# TO DO:
Reproduce word for word every line from the start of the records through the line containing "product-service-dropdown[interactable]: Enter Text", including that line.

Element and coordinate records
* * *
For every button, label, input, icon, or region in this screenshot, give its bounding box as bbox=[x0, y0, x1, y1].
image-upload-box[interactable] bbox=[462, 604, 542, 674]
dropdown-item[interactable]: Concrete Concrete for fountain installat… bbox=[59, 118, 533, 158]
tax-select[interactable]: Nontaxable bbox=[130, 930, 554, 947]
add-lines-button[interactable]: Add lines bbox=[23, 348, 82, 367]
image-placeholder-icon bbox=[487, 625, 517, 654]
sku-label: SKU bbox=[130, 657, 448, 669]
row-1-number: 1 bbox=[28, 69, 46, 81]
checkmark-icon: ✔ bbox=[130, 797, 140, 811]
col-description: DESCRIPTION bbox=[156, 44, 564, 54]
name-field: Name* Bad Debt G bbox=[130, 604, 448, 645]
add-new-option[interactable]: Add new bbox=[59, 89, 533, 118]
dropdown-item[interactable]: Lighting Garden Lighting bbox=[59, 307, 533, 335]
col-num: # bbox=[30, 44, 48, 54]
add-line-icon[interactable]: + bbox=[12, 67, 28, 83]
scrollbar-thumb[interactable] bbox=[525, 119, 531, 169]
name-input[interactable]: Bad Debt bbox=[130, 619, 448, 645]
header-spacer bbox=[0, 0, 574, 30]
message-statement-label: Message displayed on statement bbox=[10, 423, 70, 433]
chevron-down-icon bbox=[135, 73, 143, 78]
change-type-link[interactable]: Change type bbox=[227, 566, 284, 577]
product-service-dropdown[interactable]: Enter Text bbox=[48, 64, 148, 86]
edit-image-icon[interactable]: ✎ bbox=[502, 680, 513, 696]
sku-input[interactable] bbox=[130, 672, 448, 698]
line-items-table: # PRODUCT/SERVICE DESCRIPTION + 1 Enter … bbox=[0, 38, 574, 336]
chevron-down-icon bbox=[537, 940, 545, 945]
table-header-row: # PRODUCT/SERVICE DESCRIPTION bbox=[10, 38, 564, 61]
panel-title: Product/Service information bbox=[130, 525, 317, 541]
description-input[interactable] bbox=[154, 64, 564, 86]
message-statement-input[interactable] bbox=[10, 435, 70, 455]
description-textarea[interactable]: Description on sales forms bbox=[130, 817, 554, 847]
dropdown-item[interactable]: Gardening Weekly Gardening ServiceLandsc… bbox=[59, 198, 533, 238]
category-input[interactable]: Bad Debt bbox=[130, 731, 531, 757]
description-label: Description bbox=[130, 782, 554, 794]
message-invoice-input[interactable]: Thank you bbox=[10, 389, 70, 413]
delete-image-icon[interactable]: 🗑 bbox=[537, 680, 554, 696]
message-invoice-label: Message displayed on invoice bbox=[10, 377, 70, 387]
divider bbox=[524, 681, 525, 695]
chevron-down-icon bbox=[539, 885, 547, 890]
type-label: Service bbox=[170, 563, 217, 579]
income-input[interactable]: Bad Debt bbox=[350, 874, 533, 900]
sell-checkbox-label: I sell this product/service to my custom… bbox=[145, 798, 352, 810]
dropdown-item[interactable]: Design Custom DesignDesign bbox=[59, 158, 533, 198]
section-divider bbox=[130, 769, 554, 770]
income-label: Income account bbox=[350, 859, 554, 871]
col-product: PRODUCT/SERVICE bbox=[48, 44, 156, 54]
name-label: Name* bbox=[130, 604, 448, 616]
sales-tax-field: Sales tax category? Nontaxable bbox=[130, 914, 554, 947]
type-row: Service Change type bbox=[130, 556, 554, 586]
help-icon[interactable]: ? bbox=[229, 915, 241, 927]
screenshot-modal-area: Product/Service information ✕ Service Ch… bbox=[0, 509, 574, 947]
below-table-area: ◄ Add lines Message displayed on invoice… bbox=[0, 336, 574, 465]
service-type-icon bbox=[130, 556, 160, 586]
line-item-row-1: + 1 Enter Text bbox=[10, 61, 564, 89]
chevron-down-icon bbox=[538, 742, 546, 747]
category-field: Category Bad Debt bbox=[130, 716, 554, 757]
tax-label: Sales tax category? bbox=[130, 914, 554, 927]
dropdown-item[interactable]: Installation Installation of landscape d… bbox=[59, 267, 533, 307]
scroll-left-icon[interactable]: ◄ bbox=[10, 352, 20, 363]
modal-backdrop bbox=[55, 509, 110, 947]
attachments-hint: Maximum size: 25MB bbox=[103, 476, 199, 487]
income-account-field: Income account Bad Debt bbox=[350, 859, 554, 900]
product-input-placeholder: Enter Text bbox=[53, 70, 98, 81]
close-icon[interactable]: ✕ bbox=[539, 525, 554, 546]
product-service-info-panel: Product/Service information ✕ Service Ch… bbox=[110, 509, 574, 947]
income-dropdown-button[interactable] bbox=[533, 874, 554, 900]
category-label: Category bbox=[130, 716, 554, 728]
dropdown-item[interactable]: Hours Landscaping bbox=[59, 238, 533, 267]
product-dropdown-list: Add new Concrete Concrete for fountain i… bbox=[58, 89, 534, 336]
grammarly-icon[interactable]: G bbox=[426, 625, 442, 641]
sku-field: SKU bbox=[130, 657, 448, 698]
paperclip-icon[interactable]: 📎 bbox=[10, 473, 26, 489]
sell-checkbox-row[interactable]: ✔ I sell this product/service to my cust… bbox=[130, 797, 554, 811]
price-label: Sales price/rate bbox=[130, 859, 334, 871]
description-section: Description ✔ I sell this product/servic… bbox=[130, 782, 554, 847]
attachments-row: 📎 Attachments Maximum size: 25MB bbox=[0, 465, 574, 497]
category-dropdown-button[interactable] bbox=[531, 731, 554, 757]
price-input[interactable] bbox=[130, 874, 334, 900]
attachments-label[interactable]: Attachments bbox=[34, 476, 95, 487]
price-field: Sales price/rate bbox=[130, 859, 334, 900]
* * *
# COMPLETE RESPONSE:
For every button, label, input, icon, or region in this screenshot, give its bounding box as bbox=[x0, y0, x1, y1].
image-upload-box[interactable] bbox=[462, 604, 542, 674]
dropdown-item[interactable]: Concrete Concrete for fountain installat… bbox=[59, 118, 533, 158]
tax-select[interactable]: Nontaxable bbox=[130, 930, 554, 947]
add-lines-button[interactable]: Add lines bbox=[23, 348, 82, 367]
image-placeholder-icon bbox=[487, 625, 517, 654]
sku-label: SKU bbox=[130, 657, 448, 669]
row-1-number: 1 bbox=[28, 69, 46, 81]
checkmark-icon: ✔ bbox=[130, 797, 140, 811]
col-description: DESCRIPTION bbox=[156, 44, 564, 54]
name-field: Name* Bad Debt G bbox=[130, 604, 448, 645]
add-new-option[interactable]: Add new bbox=[59, 89, 533, 118]
dropdown-item[interactable]: Lighting Garden Lighting bbox=[59, 307, 533, 335]
col-num: # bbox=[30, 44, 48, 54]
add-line-icon[interactable]: + bbox=[12, 67, 28, 83]
scrollbar-thumb[interactable] bbox=[525, 119, 531, 169]
name-input[interactable]: Bad Debt bbox=[130, 619, 448, 645]
header-spacer bbox=[0, 0, 574, 30]
message-statement-label: Message displayed on statement bbox=[10, 423, 70, 433]
chevron-down-icon bbox=[135, 73, 143, 78]
change-type-link[interactable]: Change type bbox=[227, 566, 284, 577]
product-service-dropdown[interactable]: Enter Text bbox=[48, 64, 148, 86]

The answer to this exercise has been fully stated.